(Dataset items)
# # # #

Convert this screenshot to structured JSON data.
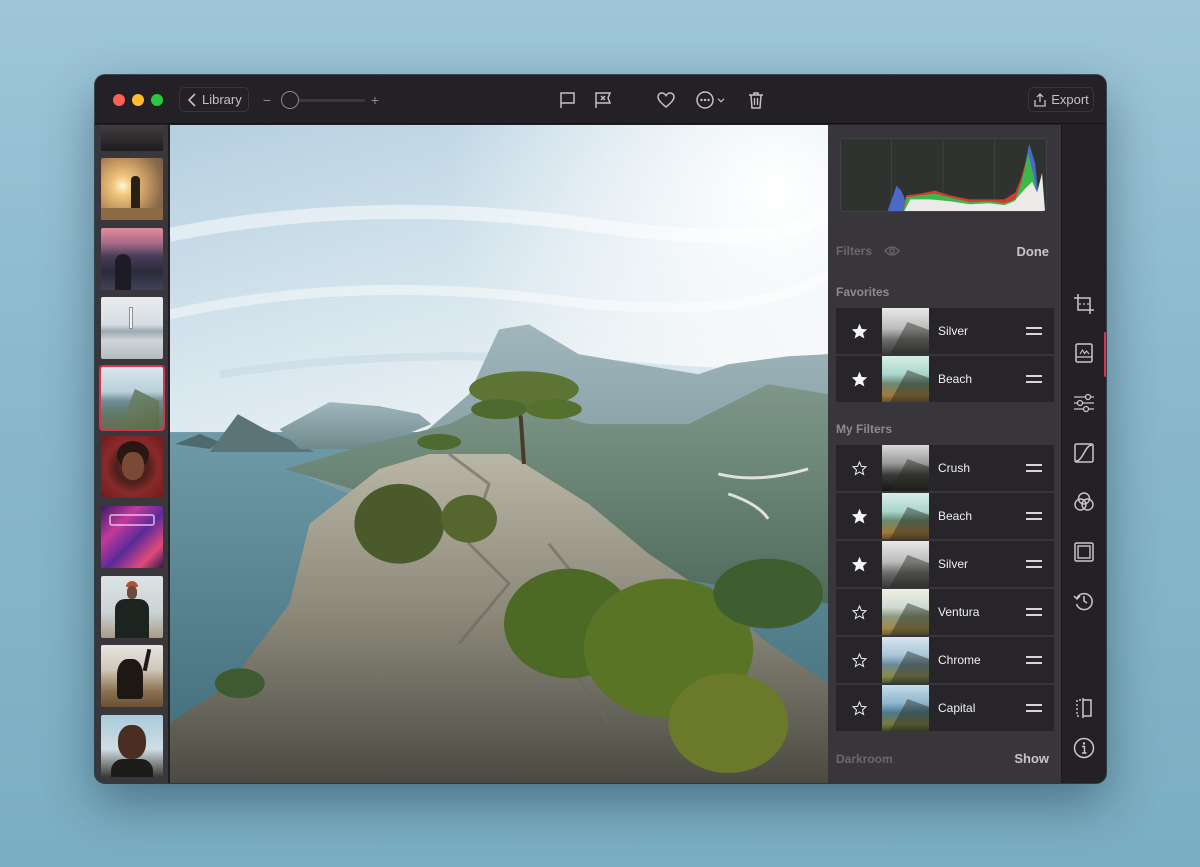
{
  "window": {
    "toolbar": {
      "back_label": "Library",
      "zoom_level": 0.05,
      "export_label": "Export",
      "icons": [
        "flag-icon",
        "reject-flag-icon",
        "heart-icon",
        "more-options-icon",
        "chevron-down-icon",
        "trash-icon"
      ]
    },
    "filmstrip": {
      "thumbnails": [
        {
          "name": "dark-strip"
        },
        {
          "name": "sunset-silhouette"
        },
        {
          "name": "city-evening-street"
        },
        {
          "name": "lighthouse-pier"
        },
        {
          "name": "coastal-mountain",
          "selected": true
        },
        {
          "name": "portrait-curly-hair"
        },
        {
          "name": "neon-sign-portrait"
        },
        {
          "name": "man-black-turtleneck"
        },
        {
          "name": "dancing-silhouette"
        },
        {
          "name": "portrait-hand-over-face"
        }
      ]
    },
    "panel": {
      "filters_label": "Filters",
      "done_label": "Done",
      "favorites_label": "Favorites",
      "favorites": [
        {
          "name": "Silver",
          "starred": true,
          "tone": "mono"
        },
        {
          "name": "Beach",
          "starred": true,
          "tone": "warm"
        }
      ],
      "my_filters_label": "My Filters",
      "my_filters": [
        {
          "name": "Crush",
          "starred": false,
          "tone": "mono-dark"
        },
        {
          "name": "Beach",
          "starred": true,
          "tone": "warm"
        },
        {
          "name": "Silver",
          "starred": true,
          "tone": "mono"
        },
        {
          "name": "Ventura",
          "starred": false,
          "tone": "warm-light"
        },
        {
          "name": "Chrome",
          "starred": false,
          "tone": "cool"
        },
        {
          "name": "Capital",
          "starred": false,
          "tone": "cool-deep"
        }
      ],
      "darkroom_label": "Darkroom",
      "show_label": "Show"
    },
    "rail": {
      "tools": [
        "crop-icon",
        "filters-icon",
        "adjust-sliders-icon",
        "curves-icon",
        "color-mixer-icon",
        "frame-icon",
        "history-icon"
      ],
      "bottom": [
        "compare-icon",
        "info-icon"
      ],
      "active_tool": "filters-icon"
    },
    "colors": {
      "accent": "#d8334f",
      "window_bg": "#232126",
      "panel_bg": "#39363b",
      "row_bg": "#272529"
    }
  }
}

# # # #

» **TASK DETAILS**
Output a faithful copy of the data, with each picture left out.

» **TASK RESPONSE**
Convert this screenshot to structured JSON data.
{
  "window": {
    "toolbar": {
      "back_label": "Library",
      "zoom_level": 0.05,
      "export_label": "Export",
      "icons": [
        "flag-icon",
        "reject-flag-icon",
        "heart-icon",
        "more-options-icon",
        "chevron-down-icon",
        "trash-icon"
      ]
    },
    "filmstrip": {
      "thumbnails": [
        {
          "name": "dark-strip"
        },
        {
          "name": "sunset-silhouette"
        },
        {
          "name": "city-evening-street"
        },
        {
          "name": "lighthouse-pier"
        },
        {
          "name": "coastal-mountain",
          "selected": true
        },
        {
          "name": "portrait-curly-hair"
        },
        {
          "name": "neon-sign-portrait"
        },
        {
          "name": "man-black-turtleneck"
        },
        {
          "name": "dancing-silhouette"
        },
        {
          "name": "portrait-hand-over-face"
        }
      ]
    },
    "panel": {
      "filters_label": "Filters",
      "done_label": "Done",
      "favorites_label": "Favorites",
      "favorites": [
        {
          "name": "Silver",
          "starred": true,
          "tone": "mono"
        },
        {
          "name": "Beach",
          "starred": true,
          "tone": "warm"
        }
      ],
      "my_filters_label": "My Filters",
      "my_filters": [
        {
          "name": "Crush",
          "starred": false,
          "tone": "mono-dark"
        },
        {
          "name": "Beach",
          "starred": true,
          "tone": "warm"
        },
        {
          "name": "Silver",
          "starred": true,
          "tone": "mono"
        },
        {
          "name": "Ventura",
          "starred": false,
          "tone": "warm-light"
        },
        {
          "name": "Chrome",
          "starred": false,
          "tone": "cool"
        },
        {
          "name": "Capital",
          "starred": false,
          "tone": "cool-deep"
        }
      ],
      "darkroom_label": "Darkroom",
      "show_label": "Show"
    },
    "rail": {
      "tools": [
        "crop-icon",
        "filters-icon",
        "adjust-sliders-icon",
        "curves-icon",
        "color-mixer-icon",
        "frame-icon",
        "history-icon"
      ],
      "bottom": [
        "compare-icon",
        "info-icon"
      ],
      "active_tool": "filters-icon"
    },
    "colors": {
      "accent": "#d8334f",
      "window_bg": "#232126",
      "panel_bg": "#39363b",
      "row_bg": "#272529"
    }
  }
}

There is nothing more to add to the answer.